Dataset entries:
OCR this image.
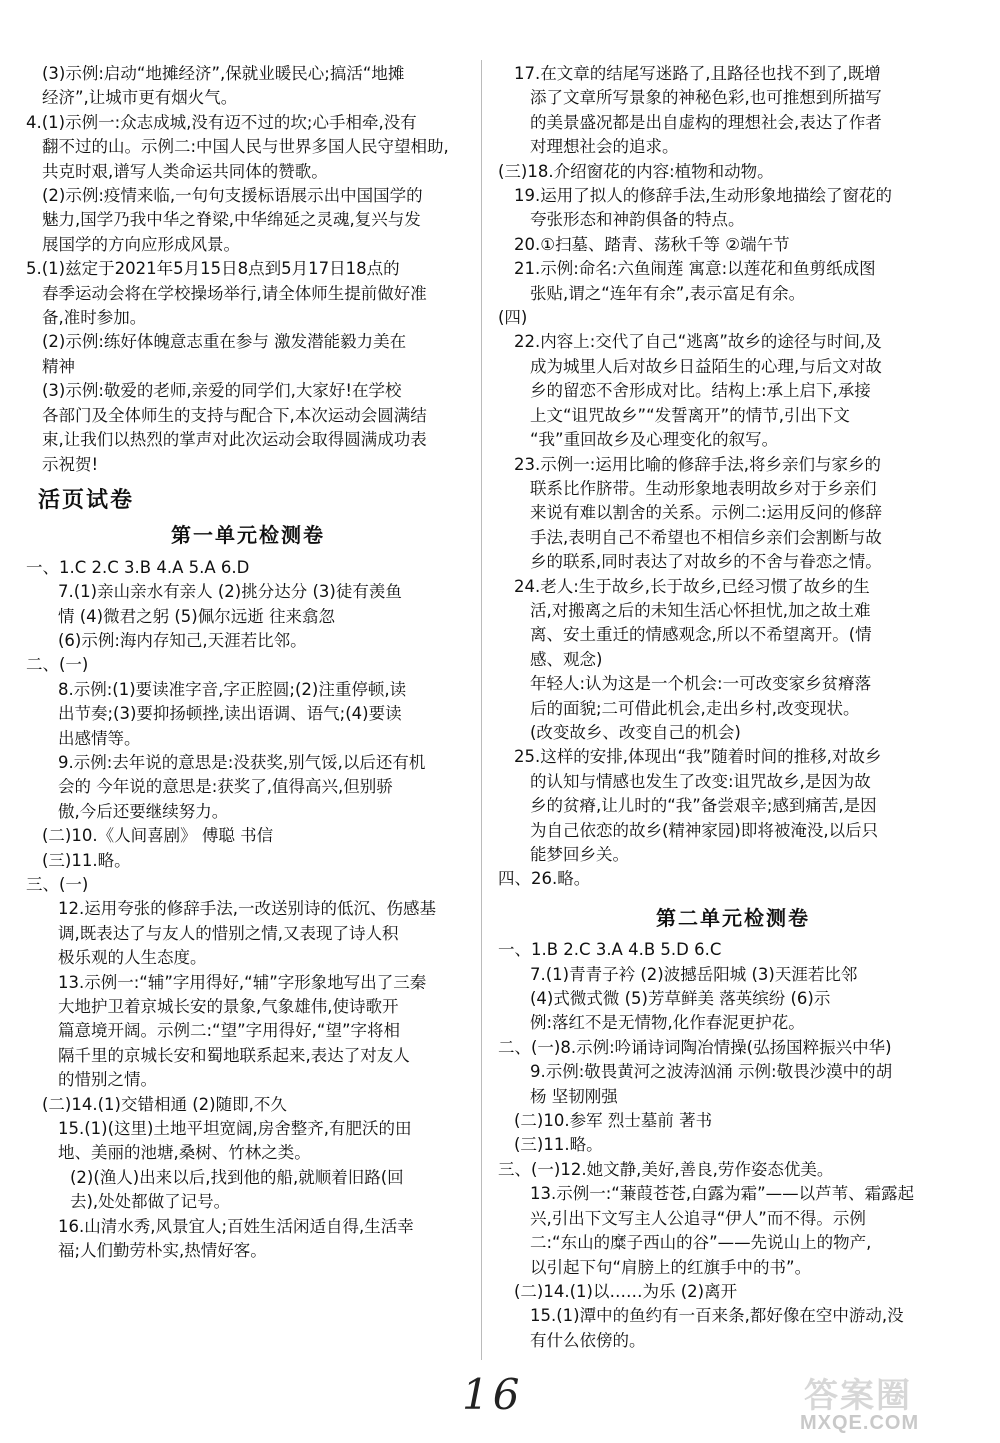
(3)示例:启动“地摊经济”,保就业暖民心;搞活“地摊

经济”,让城市更有烟火气。

4.(1)示例一:众志成城,没有迈不过的坎;心手相牵,没有

翻不过的山。示例二:中国人民与世界多国人民守望相助,

共克时艰,谱写人类命运共同体的赞歌。

(2)示例:疫情来临,一句句支援标语展示出中国国学的

魅力,国学乃我中华之脊梁,中华绵延之灵魂,复兴与发

展国学的方向应形成风景。

5.(1)兹定于2021年5月15日8点到5月17日18点的

春季运动会将在学校操场举行,请全体师生提前做好准

备,准时参加。

(2)示例:练好体魄意志重在参与 激发潜能毅力美在

精神

(3)示例:敬爱的老师,亲爱的同学们,大家好!在学校

各部门及全体师生的支持与配合下,本次运动会圆满结

束,让我们以热烈的掌声对此次运动会取得圆满成功表

示祝贺!

活页试卷
第一单元检测卷

一、1.C 2.C 3.B 4.A 5.A 6.D

7.(1)亲山亲水有亲人 (2)挑分达分 (3)徒有羡鱼

情 (4)微君之躬 (5)佩尔远逝 往来翕忽

(6)示例:海内存知己,天涯若比邻。

二、(一)

8.示例:(1)要读准字音,字正腔圆;(2)注重停顿,读

出节奏;(3)要抑扬顿挫,读出语调、语气;(4)要读

出感情等。

9.示例:去年说的意思是:没获奖,别气馁,以后还有机

会的 今年说的意思是:获奖了,值得高兴,但别骄

傲,今后还要继续努力。

(二)10.《人间喜剧》 傅聪 书信

(三)11.略。

三、(一)

12.运用夸张的修辞手法,一改送别诗的低沉、伤感基

调,既表达了与友人的惜别之情,又表现了诗人积

极乐观的人生态度。

13.示例一:“辅”字用得好,“辅”字形象地写出了三秦

大地护卫着京城长安的景象,气象雄伟,使诗歌开

篇意境开阔。示例二:“望”字用得好,“望”字将相

隔千里的京城长安和蜀地联系起来,表达了对友人

的惜别之情。

(二)14.(1)交错相通 (2)随即,不久

15.(1)(这里)土地平坦宽阔,房舍整齐,有肥沃的田

地、美丽的池塘,桑树、竹林之类。

(2)(渔人)出来以后,找到他的船,就顺着旧路(回

去),处处都做了记号。

16.山清水秀,风景宜人;百姓生活闲适自得,生活幸

福;人们勤劳朴实,热情好客。

17.在文章的结尾写迷路了,且路径也找不到了,既增

添了文章所写景象的神秘色彩,也可推想到所描写

的美景盛况都是出自虚构的理想社会,表达了作者

对理想社会的追求。

(三)18.介绍窗花的内容:植物和动物。

19.运用了拟人的修辞手法,生动形象地描绘了窗花的

夸张形态和神韵俱备的特点。

20.①扫墓、踏青、荡秋千等 ②端午节

21.示例:命名:六鱼闹莲 寓意:以莲花和鱼剪纸成图

张贴,谓之“连年有余”,表示富足有余。

(四)

22.内容上:交代了自己“逃离”故乡的途径与时间,及

成为城里人后对故乡日益陌生的心理,与后文对故

乡的留恋不舍形成对比。结构上:承上启下,承接

上文“诅咒故乡”“发誓离开”的情节,引出下文

“我”重回故乡及心理变化的叙写。

23.示例一:运用比喻的修辞手法,将乡亲们与家乡的

联系比作脐带。生动形象地表明故乡对于乡亲们

来说有难以割舍的关系。示例二:运用反问的修辞

手法,表明自己不希望也不相信乡亲们会割断与故

乡的联系,同时表达了对故乡的不舍与眷恋之情。

24.老人:生于故乡,长于故乡,已经习惯了故乡的生

活,对搬离之后的未知生活心怀担忧,加之故土难

离、安土重迁的情感观念,所以不希望离开。(情

感、观念)

年轻人:认为这是一个机会:一可改变家乡贫瘠落

后的面貌;二可借此机会,走出乡村,改变现状。

(改变故乡、改变自己的机会)

25.这样的安排,体现出“我”随着时间的推移,对故乡

的认知与情感也发生了改变:诅咒故乡,是因为故

乡的贫瘠,让儿时的“我”备尝艰辛;感到痛苦,是因

为自己依恋的故乡(精神家园)即将被淹没,以后只

能梦回乡关。

四、26.略。

第二单元检测卷

一、1.B 2.C 3.A 4.B 5.D 6.C

7.(1)青青子衿 (2)波撼岳阳城 (3)天涯若比邻

(4)式微式微 (5)芳草鲜美 落英缤纷 (6)示

例:落红不是无情物,化作春泥更护花。

二、(一)8.示例:吟诵诗词陶冶情操(弘扬国粹振兴中华)

9.示例:敬畏黄河之波涛汹涌 示例:敬畏沙漠中的胡

杨 坚韧刚强

(二)10.参军 烈士墓前 著书

(三)11.略。

三、(一)12.她文静,美好,善良,劳作姿态优美。

13.示例一:“蒹葭苍苍,白露为霜”——以芦苇、霜露起

兴,引出下文写主人公追寻“伊人”而不得。示例

二:“东山的糜子西山的谷”——先说山上的物产,

以引起下句“肩膀上的红旗手中的书”。

(二)14.(1)以……为乐 (2)离开

15.(1)潭中的鱼约有一百来条,都好像在空中游动,没

有什么依傍的。

16	答案圈
MXQE.COM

REQUEST: Omit the pictures and restate the rest of the records verbatim.

REPLY TO THE TASK:
OCR this image.
(3)示例:启动“地摊经济”,保就业暖民心;搞活“地摊

经济”,让城市更有烟火气。

4.(1)示例一:众志成城,没有迈不过的坎;心手相牵,没有

翻不过的山。示例二:中国人民与世界多国人民守望相助,

共克时艰,谱写人类命运共同体的赞歌。

(2)示例:疫情来临,一句句支援标语展示出中国国学的

魅力,国学乃我中华之脊梁,中华绵延之灵魂,复兴与发

展国学的方向应形成风景。

5.(1)兹定于2021年5月15日8点到5月17日18点的

春季运动会将在学校操场举行,请全体师生提前做好准

备,准时参加。

(2)示例:练好体魄意志重在参与 激发潜能毅力美在

精神

(3)示例:敬爱的老师,亲爱的同学们,大家好!在学校

各部门及全体师生的支持与配合下,本次运动会圆满结

束,让我们以热烈的掌声对此次运动会取得圆满成功表

示祝贺!

活页试卷
第一单元检测卷

一、1.C 2.C 3.B 4.A 5.A 6.D

7.(1)亲山亲水有亲人 (2)挑分达分 (3)徒有羡鱼

情 (4)微君之躬 (5)佩尔远逝 往来翕忽

(6)示例:海内存知己,天涯若比邻。

二、(一)

8.示例:(1)要读准字音,字正腔圆;(2)注重停顿,读

出节奏;(3)要抑扬顿挫,读出语调、语气;(4)要读

出感情等。

9.示例:去年说的意思是:没获奖,别气馁,以后还有机

会的 今年说的意思是:获奖了,值得高兴,但别骄

傲,今后还要继续努力。

(二)10.《人间喜剧》 傅聪 书信

(三)11.略。

三、(一)

12.运用夸张的修辞手法,一改送别诗的低沉、伤感基

调,既表达了与友人的惜别之情,又表现了诗人积

极乐观的人生态度。

13.示例一:“辅”字用得好,“辅”字形象地写出了三秦

大地护卫着京城长安的景象,气象雄伟,使诗歌开

篇意境开阔。示例二:“望”字用得好,“望”字将相

隔千里的京城长安和蜀地联系起来,表达了对友人

的惜别之情。

(二)14.(1)交错相通 (2)随即,不久

15.(1)(这里)土地平坦宽阔,房舍整齐,有肥沃的田

地、美丽的池塘,桑树、竹林之类。

(2)(渔人)出来以后,找到他的船,就顺着旧路(回

去),处处都做了记号。

16.山清水秀,风景宜人;百姓生活闲适自得,生活幸

福;人们勤劳朴实,热情好客。

17.在文章的结尾写迷路了,且路径也找不到了,既增

添了文章所写景象的神秘色彩,也可推想到所描写

的美景盛况都是出自虚构的理想社会,表达了作者

对理想社会的追求。

(三)18.介绍窗花的内容:植物和动物。

19.运用了拟人的修辞手法,生动形象地描绘了窗花的

夸张形态和神韵俱备的特点。

20.①扫墓、踏青、荡秋千等 ②端午节

21.示例:命名:六鱼闹莲 寓意:以莲花和鱼剪纸成图

张贴,谓之“连年有余”,表示富足有余。

(四)

22.内容上:交代了自己“逃离”故乡的途径与时间,及

成为城里人后对故乡日益陌生的心理,与后文对故

乡的留恋不舍形成对比。结构上:承上启下,承接

上文“诅咒故乡”“发誓离开”的情节,引出下文

“我”重回故乡及心理变化的叙写。

23.示例一:运用比喻的修辞手法,将乡亲们与家乡的

联系比作脐带。生动形象地表明故乡对于乡亲们

来说有难以割舍的关系。示例二:运用反问的修辞

手法,表明自己不希望也不相信乡亲们会割断与故

乡的联系,同时表达了对故乡的不舍与眷恋之情。

24.老人:生于故乡,长于故乡,已经习惯了故乡的生

活,对搬离之后的未知生活心怀担忧,加之故土难

离、安土重迁的情感观念,所以不希望离开。(情

感、观念)

年轻人:认为这是一个机会:一可改变家乡贫瘠落

后的面貌;二可借此机会,走出乡村,改变现状。

(改变故乡、改变自己的机会)

25.这样的安排,体现出“我”随着时间的推移,对故乡

的认知与情感也发生了改变:诅咒故乡,是因为故

乡的贫瘠,让儿时的“我”备尝艰辛;感到痛苦,是因

为自己依恋的故乡(精神家园)即将被淹没,以后只

能梦回乡关。

四、26.略。

第二单元检测卷

一、1.B 2.C 3.A 4.B 5.D 6.C

7.(1)青青子衿 (2)波撼岳阳城 (3)天涯若比邻

(4)式微式微 (5)芳草鲜美 落英缤纷 (6)示

例:落红不是无情物,化作春泥更护花。

二、(一)8.示例:吟诵诗词陶冶情操(弘扬国粹振兴中华)

9.示例:敬畏黄河之波涛汹涌 示例:敬畏沙漠中的胡

杨 坚韧刚强

(二)10.参军 烈士墓前 著书

(三)11.略。

三、(一)12.她文静,美好,善良,劳作姿态优美。

13.示例一:“蒹葭苍苍,白露为霜”——以芦苇、霜露起

兴,引出下文写主人公追寻“伊人”而不得。示例

二:“东山的糜子西山的谷”——先说山上的物产,

以引起下句“肩膀上的红旗手中的书”。

(二)14.(1)以……为乐 (2)离开

15.(1)潭中的鱼约有一百来条,都好像在空中游动,没

有什么依傍的。

16	答案圈
MXQE.COM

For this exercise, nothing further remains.